- Exercise brief
Filter the records for lines holding the string "this".

[Extracted data entries]
[start]

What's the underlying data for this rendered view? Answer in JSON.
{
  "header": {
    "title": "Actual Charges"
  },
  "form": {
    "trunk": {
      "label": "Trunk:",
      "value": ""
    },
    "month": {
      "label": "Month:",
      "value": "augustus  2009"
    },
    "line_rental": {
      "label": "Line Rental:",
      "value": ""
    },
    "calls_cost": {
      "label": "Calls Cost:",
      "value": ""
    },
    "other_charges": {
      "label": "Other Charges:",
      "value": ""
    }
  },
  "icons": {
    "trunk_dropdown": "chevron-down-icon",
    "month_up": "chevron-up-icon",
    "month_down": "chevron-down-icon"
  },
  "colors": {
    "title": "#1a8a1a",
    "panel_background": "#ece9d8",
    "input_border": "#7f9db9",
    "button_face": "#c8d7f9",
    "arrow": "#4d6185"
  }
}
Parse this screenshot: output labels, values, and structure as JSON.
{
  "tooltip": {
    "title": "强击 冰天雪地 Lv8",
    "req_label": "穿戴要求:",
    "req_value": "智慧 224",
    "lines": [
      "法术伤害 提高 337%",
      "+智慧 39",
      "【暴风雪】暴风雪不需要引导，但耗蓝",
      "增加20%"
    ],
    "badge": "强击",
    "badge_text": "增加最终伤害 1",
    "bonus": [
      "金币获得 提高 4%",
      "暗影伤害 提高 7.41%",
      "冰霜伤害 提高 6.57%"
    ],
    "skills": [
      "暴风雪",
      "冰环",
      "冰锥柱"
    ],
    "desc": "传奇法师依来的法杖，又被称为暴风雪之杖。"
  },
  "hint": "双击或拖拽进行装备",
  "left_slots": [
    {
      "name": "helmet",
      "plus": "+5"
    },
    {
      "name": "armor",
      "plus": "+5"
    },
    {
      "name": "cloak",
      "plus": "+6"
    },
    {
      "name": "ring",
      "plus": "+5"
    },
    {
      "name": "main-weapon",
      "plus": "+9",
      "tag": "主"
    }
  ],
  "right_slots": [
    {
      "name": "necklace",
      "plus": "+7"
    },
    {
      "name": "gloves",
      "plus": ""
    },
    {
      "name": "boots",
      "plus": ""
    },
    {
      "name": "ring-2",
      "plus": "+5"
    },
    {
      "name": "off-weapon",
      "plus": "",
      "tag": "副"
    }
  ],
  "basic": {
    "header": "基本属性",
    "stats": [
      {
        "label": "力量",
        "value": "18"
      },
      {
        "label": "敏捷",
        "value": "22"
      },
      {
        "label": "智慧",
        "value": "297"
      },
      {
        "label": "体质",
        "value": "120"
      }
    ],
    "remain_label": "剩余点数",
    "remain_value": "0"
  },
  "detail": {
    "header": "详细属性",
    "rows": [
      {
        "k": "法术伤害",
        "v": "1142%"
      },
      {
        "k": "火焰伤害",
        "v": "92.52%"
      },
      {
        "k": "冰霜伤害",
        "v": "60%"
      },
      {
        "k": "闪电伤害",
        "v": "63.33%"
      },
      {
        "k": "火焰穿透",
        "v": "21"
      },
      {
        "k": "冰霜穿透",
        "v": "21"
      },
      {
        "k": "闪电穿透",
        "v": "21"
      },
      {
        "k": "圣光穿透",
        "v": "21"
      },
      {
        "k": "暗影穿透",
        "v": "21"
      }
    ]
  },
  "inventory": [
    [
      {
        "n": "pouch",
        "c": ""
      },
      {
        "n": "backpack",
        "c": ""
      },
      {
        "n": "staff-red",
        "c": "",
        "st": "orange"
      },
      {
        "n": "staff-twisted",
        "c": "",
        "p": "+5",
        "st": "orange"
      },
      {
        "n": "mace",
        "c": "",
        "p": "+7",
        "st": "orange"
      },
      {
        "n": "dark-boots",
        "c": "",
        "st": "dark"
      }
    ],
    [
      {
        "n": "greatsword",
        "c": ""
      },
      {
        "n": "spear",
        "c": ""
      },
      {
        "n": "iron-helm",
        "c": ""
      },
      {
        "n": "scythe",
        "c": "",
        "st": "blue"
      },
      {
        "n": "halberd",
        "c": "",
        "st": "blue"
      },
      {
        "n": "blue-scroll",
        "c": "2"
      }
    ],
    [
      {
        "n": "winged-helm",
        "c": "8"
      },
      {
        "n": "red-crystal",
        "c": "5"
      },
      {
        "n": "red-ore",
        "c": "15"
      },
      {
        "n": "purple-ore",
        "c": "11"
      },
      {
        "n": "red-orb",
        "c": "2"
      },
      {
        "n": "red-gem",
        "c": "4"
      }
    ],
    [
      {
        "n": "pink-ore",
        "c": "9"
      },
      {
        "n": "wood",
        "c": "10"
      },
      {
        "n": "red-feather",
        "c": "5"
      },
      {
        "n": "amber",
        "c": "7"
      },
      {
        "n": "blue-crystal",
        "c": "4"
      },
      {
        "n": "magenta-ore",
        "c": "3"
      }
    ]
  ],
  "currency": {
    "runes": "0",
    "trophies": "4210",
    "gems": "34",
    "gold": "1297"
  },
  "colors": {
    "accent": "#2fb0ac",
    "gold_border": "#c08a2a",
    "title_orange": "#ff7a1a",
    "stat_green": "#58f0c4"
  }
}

[end]

- Exercise answer
What's the underlying data for this rendered view? Answer in JSON.
Parse this screenshot: output labels, values, and structure as JSON.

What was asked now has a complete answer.